→ Extrait choisi:
Les réseaux en parlent comme si « les États-Unis allaient donner des primes aux hackers chapeaux blancs » : la phrase est juste, mais elle n’en dit qu’à moitié.

Le dernier projet de CLARITY exige en effet que le ministère des Finances mette en place le DACIC : des récompenses seraient accordées à ceux qui détectent des vulnérabilités, fournissent des renseignements sur les menaces et aident à récupérer des actifs volés ; en plus, il accorderait à ce centre une enveloppe totale de 60 millions de dollars par exercice financier. Le problème, c’est que, dans ce passage du projet, il n’est pas précisé comment déterminer le montant d’une prime, où s’arrête exactement la couverture de l’autorisation, ni fourni aux chercheurs en sécurité une fiche de non-responsabilité clairement définie.

→ Données d’analyse de mise en page de documents:
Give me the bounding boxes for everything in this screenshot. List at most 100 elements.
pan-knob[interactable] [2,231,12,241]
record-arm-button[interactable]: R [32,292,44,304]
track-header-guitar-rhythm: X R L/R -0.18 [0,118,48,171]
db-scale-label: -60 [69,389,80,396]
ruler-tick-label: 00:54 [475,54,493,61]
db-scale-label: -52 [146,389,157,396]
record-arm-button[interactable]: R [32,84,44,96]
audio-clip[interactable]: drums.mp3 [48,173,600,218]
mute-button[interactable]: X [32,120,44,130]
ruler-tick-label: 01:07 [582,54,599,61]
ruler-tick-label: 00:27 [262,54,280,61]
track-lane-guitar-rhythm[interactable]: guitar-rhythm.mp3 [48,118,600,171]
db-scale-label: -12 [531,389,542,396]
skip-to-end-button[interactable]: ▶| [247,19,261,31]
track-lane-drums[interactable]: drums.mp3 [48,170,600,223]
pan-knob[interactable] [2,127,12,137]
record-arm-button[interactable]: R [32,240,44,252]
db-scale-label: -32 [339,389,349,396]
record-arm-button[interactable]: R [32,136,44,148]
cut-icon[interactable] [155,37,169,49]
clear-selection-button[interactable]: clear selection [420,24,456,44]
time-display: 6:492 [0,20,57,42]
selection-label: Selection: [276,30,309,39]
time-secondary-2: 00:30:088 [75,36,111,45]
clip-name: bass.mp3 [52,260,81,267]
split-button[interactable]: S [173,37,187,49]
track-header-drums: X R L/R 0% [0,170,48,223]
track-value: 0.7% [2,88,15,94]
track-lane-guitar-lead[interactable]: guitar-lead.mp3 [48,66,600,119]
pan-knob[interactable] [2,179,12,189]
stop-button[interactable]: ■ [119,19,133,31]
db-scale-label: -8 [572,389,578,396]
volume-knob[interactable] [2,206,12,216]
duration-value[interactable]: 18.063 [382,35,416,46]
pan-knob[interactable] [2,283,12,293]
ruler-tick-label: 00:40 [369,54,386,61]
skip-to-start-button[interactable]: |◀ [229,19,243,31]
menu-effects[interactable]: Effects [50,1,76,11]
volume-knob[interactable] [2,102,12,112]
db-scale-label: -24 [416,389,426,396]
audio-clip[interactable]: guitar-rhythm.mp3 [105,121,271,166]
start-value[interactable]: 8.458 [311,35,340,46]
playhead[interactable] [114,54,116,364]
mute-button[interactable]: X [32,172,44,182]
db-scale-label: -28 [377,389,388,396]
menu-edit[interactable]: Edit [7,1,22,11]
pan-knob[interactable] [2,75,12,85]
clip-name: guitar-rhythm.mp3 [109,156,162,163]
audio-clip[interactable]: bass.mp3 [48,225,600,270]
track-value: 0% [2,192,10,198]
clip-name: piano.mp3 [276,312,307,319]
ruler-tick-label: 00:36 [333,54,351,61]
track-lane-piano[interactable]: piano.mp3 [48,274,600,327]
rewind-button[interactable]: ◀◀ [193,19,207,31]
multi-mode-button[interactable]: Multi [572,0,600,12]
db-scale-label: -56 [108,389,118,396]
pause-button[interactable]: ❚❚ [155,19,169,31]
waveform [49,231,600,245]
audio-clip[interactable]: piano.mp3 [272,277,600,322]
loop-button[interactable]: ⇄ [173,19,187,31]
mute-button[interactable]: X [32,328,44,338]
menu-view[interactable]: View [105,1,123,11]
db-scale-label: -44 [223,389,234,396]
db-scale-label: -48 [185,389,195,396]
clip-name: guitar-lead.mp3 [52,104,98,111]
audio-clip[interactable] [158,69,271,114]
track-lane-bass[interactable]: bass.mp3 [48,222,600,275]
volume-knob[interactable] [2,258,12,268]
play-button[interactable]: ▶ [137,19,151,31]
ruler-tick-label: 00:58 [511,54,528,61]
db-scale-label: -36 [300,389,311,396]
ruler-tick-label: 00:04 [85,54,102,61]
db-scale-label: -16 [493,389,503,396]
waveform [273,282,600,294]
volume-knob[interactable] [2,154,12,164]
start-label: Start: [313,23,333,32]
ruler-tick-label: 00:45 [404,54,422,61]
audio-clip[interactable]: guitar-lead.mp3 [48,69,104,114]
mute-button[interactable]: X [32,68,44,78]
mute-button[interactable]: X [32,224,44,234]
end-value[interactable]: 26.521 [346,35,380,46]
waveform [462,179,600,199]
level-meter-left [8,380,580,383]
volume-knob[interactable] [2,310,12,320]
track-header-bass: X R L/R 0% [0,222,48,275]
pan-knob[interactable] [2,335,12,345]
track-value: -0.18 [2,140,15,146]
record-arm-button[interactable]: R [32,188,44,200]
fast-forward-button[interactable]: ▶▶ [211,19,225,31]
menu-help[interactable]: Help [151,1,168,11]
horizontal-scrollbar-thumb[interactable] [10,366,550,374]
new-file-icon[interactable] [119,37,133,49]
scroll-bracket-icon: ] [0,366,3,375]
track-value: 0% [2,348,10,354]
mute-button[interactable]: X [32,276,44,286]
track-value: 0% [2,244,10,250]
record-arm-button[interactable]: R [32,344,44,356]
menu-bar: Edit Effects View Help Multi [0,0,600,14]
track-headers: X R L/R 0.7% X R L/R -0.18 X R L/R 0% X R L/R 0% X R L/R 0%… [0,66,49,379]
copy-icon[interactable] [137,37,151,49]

→ Tâches et exercices:
A: Les affirmations suivantes concordent-elles avec l’extrait sur le projet CLARITY ? Répondez par oui ou non et citez les mots décisifs de l’extrait. (i) Le centre recevrait une enveloppe de 60 millions de dollars par exercice financier. (ii) Le passage du projet précise comment calculer le montant d’une prime. (iii) La mise en place du DACIC reviendrait au ministère de la Justice.
B: Prolongez l’extrait sur le projet CLARITY à partir de sa dernière phrase.
Les lignes n’ont aucun lien avec l’extrait.

→ Liste des réponses:
A:
(i) Oui : « une enveloppe totale de 60 millions de dollars par exercice financier ».
(ii) Non : « il n’est pas précisé comment déterminer le montant d’une prime ».
(iii) Non : « exige en effet que le ministère des Finances mette en place le DACIC ».

B:
Donc je ne l’appelle pas « une mise à niveau de la sécurité sur la blockchain déjà déployée ». Les récompenses peuvent attirer les gens, mais c’est le « safe harbor » qui détermine si un chapeau blanc osera aller jusqu’au bout en révélant le problème. Ce n’est que lorsque le texte officiel complètera le champ de l’autorisation, le processus de divulgation et les conditions d’exonération que l’affaire passera des gros titres à un dispositif réellement utilisable.